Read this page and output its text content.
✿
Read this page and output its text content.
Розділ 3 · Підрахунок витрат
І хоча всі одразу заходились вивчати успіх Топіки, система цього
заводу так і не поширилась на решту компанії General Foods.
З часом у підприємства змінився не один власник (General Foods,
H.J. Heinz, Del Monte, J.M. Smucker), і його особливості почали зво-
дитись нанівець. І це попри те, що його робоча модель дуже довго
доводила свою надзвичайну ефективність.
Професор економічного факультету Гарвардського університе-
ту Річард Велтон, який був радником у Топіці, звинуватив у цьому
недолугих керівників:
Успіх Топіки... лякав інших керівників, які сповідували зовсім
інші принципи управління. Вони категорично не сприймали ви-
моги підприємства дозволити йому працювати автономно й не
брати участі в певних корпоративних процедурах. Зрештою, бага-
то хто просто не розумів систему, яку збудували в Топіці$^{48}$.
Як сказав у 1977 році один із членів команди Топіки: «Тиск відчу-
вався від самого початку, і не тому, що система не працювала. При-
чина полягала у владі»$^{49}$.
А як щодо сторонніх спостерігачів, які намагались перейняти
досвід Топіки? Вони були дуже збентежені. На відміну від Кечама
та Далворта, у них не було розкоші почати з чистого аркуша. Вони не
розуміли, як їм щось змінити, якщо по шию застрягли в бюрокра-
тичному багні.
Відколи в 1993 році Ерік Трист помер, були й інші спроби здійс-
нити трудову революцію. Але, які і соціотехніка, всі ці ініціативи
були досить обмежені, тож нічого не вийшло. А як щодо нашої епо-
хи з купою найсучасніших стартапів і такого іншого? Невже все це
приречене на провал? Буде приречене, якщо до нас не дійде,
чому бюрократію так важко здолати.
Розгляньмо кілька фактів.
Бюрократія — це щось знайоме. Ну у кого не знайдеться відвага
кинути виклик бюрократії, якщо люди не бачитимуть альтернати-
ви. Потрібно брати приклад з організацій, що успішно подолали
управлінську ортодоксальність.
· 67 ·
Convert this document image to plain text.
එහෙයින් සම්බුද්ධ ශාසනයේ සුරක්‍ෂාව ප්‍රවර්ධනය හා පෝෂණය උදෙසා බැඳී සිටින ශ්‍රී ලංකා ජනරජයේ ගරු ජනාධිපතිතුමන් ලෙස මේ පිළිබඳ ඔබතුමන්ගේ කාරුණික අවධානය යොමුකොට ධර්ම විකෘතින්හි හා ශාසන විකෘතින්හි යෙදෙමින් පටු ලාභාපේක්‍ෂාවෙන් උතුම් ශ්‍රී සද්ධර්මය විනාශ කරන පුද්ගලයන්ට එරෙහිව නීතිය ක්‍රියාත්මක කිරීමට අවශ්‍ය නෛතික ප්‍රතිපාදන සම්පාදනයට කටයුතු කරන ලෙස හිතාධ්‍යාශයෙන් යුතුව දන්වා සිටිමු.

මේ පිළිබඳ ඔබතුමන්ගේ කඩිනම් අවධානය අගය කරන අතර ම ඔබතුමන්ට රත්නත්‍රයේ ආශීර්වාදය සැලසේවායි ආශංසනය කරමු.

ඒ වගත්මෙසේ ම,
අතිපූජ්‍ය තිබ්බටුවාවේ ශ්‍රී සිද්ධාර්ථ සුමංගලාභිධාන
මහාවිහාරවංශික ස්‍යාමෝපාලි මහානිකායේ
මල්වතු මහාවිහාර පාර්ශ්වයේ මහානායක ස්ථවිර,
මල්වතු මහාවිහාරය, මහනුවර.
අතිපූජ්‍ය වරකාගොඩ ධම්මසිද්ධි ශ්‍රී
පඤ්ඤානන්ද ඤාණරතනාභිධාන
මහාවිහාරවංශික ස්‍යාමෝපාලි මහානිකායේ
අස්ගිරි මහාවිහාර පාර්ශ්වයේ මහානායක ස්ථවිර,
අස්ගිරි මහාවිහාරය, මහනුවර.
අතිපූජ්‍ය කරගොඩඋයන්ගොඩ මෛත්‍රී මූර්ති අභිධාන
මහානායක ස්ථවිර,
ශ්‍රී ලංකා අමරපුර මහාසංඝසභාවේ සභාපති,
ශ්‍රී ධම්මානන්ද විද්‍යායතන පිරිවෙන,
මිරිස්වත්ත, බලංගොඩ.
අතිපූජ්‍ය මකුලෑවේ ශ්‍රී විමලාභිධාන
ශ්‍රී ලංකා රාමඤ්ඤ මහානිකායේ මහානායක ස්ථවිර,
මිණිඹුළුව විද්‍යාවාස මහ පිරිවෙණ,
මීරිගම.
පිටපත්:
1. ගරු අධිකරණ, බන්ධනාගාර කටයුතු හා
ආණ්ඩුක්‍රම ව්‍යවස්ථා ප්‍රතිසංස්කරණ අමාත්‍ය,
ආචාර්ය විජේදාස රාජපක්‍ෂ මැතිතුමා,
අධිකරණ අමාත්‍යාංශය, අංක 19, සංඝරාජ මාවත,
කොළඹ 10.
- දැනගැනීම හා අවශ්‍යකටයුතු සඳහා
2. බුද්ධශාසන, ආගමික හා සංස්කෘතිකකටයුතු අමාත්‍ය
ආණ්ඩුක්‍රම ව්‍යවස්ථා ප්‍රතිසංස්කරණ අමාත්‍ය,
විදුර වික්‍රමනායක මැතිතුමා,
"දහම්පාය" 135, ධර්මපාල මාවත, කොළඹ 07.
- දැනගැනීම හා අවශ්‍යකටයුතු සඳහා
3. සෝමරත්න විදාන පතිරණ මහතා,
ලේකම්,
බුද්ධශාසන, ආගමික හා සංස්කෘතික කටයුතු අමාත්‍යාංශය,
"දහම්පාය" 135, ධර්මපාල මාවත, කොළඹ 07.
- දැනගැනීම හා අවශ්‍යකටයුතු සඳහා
○ ○ ○ ○ ○ ○ ○
Exercise goal: Every record should be given again exactly.

Full response:
Read this page and output its text content.
✿
Read this page and output its text content.
Розділ 3 · Підрахунок витрат
І хоча всі одразу заходились вивчати успіх Топіки, система цього
заводу так і не поширилась на решту компанії General Foods.
З часом у підприємства змінився не один власник (General Foods,
H.J. Heinz, Del Monte, J.M. Smucker), і його особливості почали зво-
дитись нанівець. І це попри те, що його робоча модель дуже довго
доводила свою надзвичайну ефективність.
Професор економічного факультету Гарвардського університе-
ту Річард Велтон, який був радником у Топіці, звинуватив у цьому
недолугих керівників:
Успіх Топіки... лякав інших керівників, які сповідували зовсім
інші принципи управління. Вони категорично не сприймали ви-
моги підприємства дозволити йому працювати автономно й не
брати участі в певних корпоративних процедурах. Зрештою, бага-
то хто просто не розумів систему, яку збудували в Топіці$^{48}$.
Як сказав у 1977 році один із членів команди Топіки: «Тиск відчу-
вався від самого початку, і не тому, що система не працювала. При-
чина полягала у владі»$^{49}$.
А як щодо сторонніх спостерігачів, які намагались перейняти
досвід Топіки? Вони були дуже збентежені. На відміну від Кечама
та Далворта, у них не було розкоші почати з чистого аркуша. Вони не
розуміли, як їм щось змінити, якщо по шию застрягли в бюрокра-
тичному багні.
Відколи в 1993 році Ерік Трист помер, були й інші спроби здійс-
нити трудову революцію. Але, які і соціотехніка, всі ці ініціативи
були досить обмежені, тож нічого не вийшло. А як щодо нашої епо-
хи з купою найсучасніших стартапів і такого іншого? Невже все це
приречене на провал? Буде приречене, якщо до нас не дійде,
чому бюрократію так важко здолати.
Розгляньмо кілька фактів.
Бюрократія — це щось знайоме. Ну у кого не знайдеться відвага
кинути виклик бюрократії, якщо люди не бачитимуть альтернати-
ви. Потрібно брати приклад з організацій, що успішно подолали
управлінську ортодоксальність.
· 67 ·
Convert this document image to plain text.
එහෙයින් සම්බුද්ධ ශාසනයේ සුරක්‍ෂාව ප්‍රවර්ධනය හා පෝෂණය උදෙසා බැඳී සිටින ශ්‍රී ලංකා ජනරජයේ ගරු ජනාධිපතිතුමන් ලෙස මේ පිළිබඳ ඔබතුමන්ගේ කාරුණික අවධානය යොමුකොට ධර්ම විකෘතින්හි හා ශාසන විකෘතින්හි යෙදෙමින් පටු ලාභාපේක්‍ෂාවෙන් උතුම් ශ්‍රී සද්ධර්මය විනාශ කරන පුද්ගලයන්ට එරෙහිව නීතිය ක්‍රියාත්මක කිරීමට අවශ්‍ය නෛතික ප්‍රතිපාදන සම්පාදනයට කටයුතු කරන ලෙස හිතාධ්‍යාශයෙන් යුතුව දන්වා සිටිමු.

මේ පිළිබඳ ඔබතුමන්ගේ කඩිනම් අවධානය අගය කරන අතර ම ඔබතුමන්ට රත්නත්‍රයේ ආශීර්වාදය සැලසේවායි ආශංසනය කරමු.

ඒ වගත්මෙසේ ම,
අතිපූජ්‍ය තිබ්බටුවාවේ ශ්‍රී සිද්ධාර්ථ සුමංගලාභිධාන
මහාවිහාරවංශික ස්‍යාමෝපාලි මහානිකායේ
මල්වතු මහාවිහාර පාර්ශ්වයේ මහානායක ස්ථවිර,
මල්වතු මහාවිහාරය, මහනුවර.
අතිපූජ්‍ය වරකාගොඩ ධම්මසිද්ධි ශ්‍රී
පඤ්ඤානන්ද ඤාණරතනාභිධාන
මහාවිහාරවංශික ස්‍යාමෝපාලි මහානිකායේ
අස්ගිරි මහාවිහාර පාර්ශ්වයේ මහානායක ස්ථවිර,
අස්ගිරි මහාවිහාරය, මහනුවර.
අතිපූජ්‍ය කරගොඩඋයන්ගොඩ මෛත්‍රී මූර්ති අභිධාන
මහානායක ස්ථවිර,
ශ්‍රී ලංකා අමරපුර මහාසංඝසභාවේ සභාපති,
ශ්‍රී ධම්මානන්ද විද්‍යායතන පිරිවෙන,
මිරිස්වත්ත, බලංගොඩ.
අතිපූජ්‍ය මකුලෑවේ ශ්‍රී විමලාභිධාන
ශ්‍රී ලංකා රාමඤ්ඤ මහානිකායේ මහානායක ස්ථවිර,
මිණිඹුළුව විද්‍යාවාස මහ පිරිවෙණ,
මීරිගම.
පිටපත්:
1. ගරු අධිකරණ, බන්ධනාගාර කටයුතු හා
ආණ්ඩුක්‍රම ව්‍යවස්ථා ප්‍රතිසංස්කරණ අමාත්‍ය,
ආචාර්ය විජේදාස රාජපක්‍ෂ මැතිතුමා,
අධිකරණ අමාත්‍යාංශය, අංක 19, සංඝරාජ මාවත,
කොළඹ 10.
- දැනගැනීම හා අවශ්‍යකටයුතු සඳහා
2. බුද්ධශාසන, ආගමික හා සංස්කෘතිකකටයුතු අමාත්‍ය
ආණ්ඩුක්‍රම ව්‍යවස්ථා ප්‍රතිසංස්කරණ අමාත්‍ය,
විදුර වික්‍රමනායක මැතිතුමා,
"දහම්පාය" 135, ධර්මපාල මාවත, කොළඹ 07.
- දැනගැනීම හා අවශ්‍යකටයුතු සඳහා
3. සෝමරත්න විදාන පතිරණ මහතා,
ලේකම්,
බුද්ධශාසන, ආගමික හා සංස්කෘතික කටයුතු අමාත්‍යාංශය,
"දහම්පාය" 135, ධර්මපාල මාවත, කොළඹ 07.
- දැනගැනීම හා අවශ්‍යකටයුතු සඳහා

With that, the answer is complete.